**Data:**
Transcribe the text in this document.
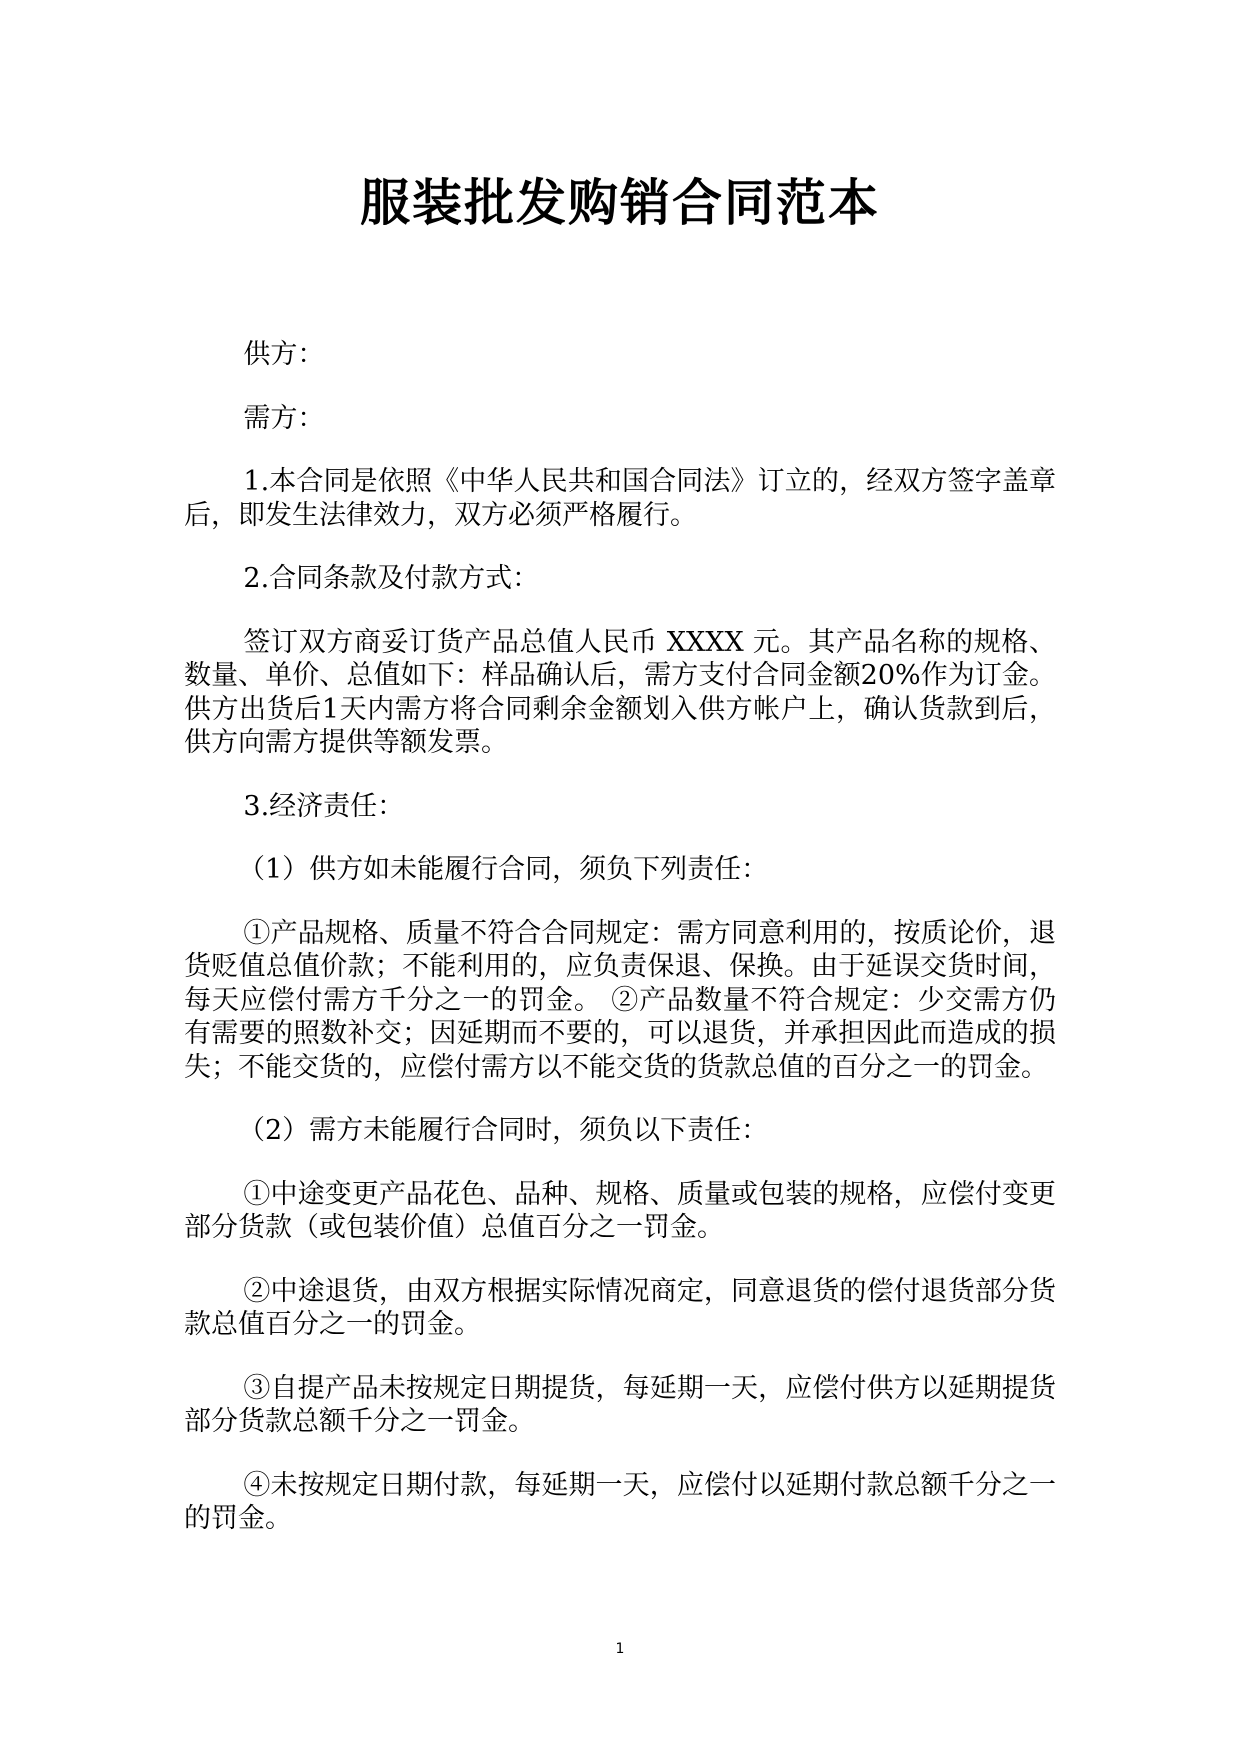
服装批发购销合同范本

供方：

需方：

1.本合同是依照《中华人民共和国合同法》订立的，经双方签字盖章后，即发生法律效力，双方必须严格履行。

2.合同条款及付款方式：

签订双方商妥订货产品总值人民币 XXXX 元。其产品名称的规格、数量、单价、总值如下：样品确认后，需方支付合同金额20%作为订金。供方出货后1天内需方将合同剩余金额划入供方帐户上，确认货款到后，供方向需方提供等额发票。

3.经济责任：

（1）供方如未能履行合同，须负下列责任：

①产品规格、质量不符合合同规定：需方同意利用的，按质论价，退货贬值总值价款；不能利用的，应负责保退、保换。由于延误交货时间，每天应偿付需方千分之一的罚金。 ②产品数量不符合规定：少交需方仍有需要的照数补交；因延期而不要的，可以退货，并承担因此而造成的损失；不能交货的，应偿付需方以不能交货的货款总值的百分之一的罚金。

（2）需方未能履行合同时，须负以下责任：

①中途变更产品花色、品种、规格、质量或包装的规格，应偿付变更部分货款（或包装价值）总值百分之一罚金。

②中途退货，由双方根据实际情况商定，同意退货的偿付退货部分货款总值百分之一的罚金。

③自提产品未按规定日期提货，每延期一天，应偿付供方以延期提货部分货款总额千分之一罚金。

④未按规定日期付款，每延期一天，应偿付以延期付款总额千分之一的罚金。

1
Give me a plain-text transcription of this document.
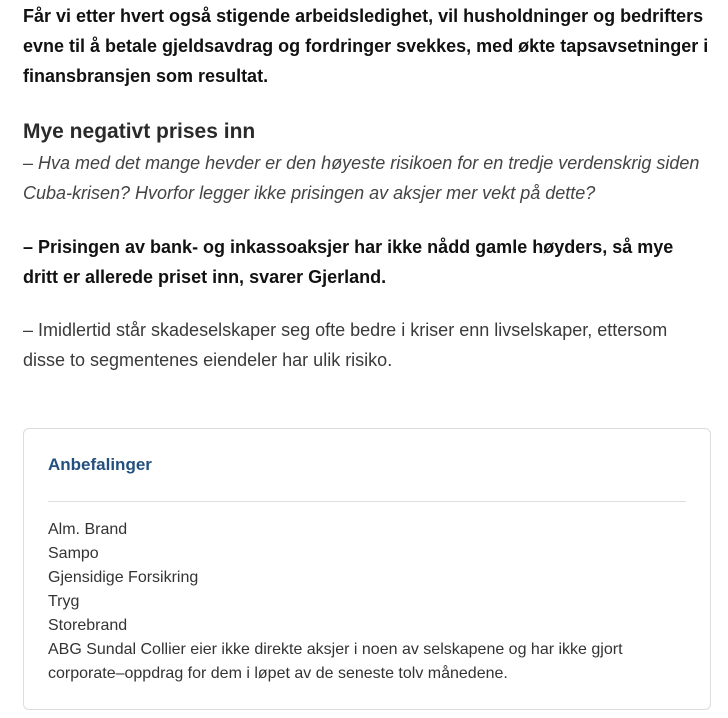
Får vi etter hvert også stigende arbeidsledighet, vil husholdninger og bedrifters evne til å betale gjeldsavdrag og fordringer svekkes, med økte tapsavsetninger i finansbransjen som resultat.

Mye negativt prises inn

– Hva med det mange hevder er den høyeste risikoen for en tredje verdenskrig siden Cuba-krisen? Hvorfor legger ikke prisingen av aksjer mer vekt på dette?

– Prisingen av bank- og inkassoaksjer har ikke nådd gamle høyders, så mye dritt er allerede priset inn, svarer Gjerland.

– Imidlertid står skadeselskaper seg ofte bedre i kriser enn livselskaper, ettersom disse to segmentenes eiendeler har ulik risiko.

Anbefalinger
Alm. Brand
Sampo
Gjensidige Forsikring
Tryg
Storebrand

ABG Sundal Collier eier ikke direkte aksjer i noen av selskapene og har ikke gjort corporate–oppdrag for dem i løpet av de seneste tolv månedene.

**What needs to be done:** Pick out the lines that contain "document" and copy them.

**Answer to the exercise:**
Transcribe the text in this document.
Give me a plain-text transcription of this document.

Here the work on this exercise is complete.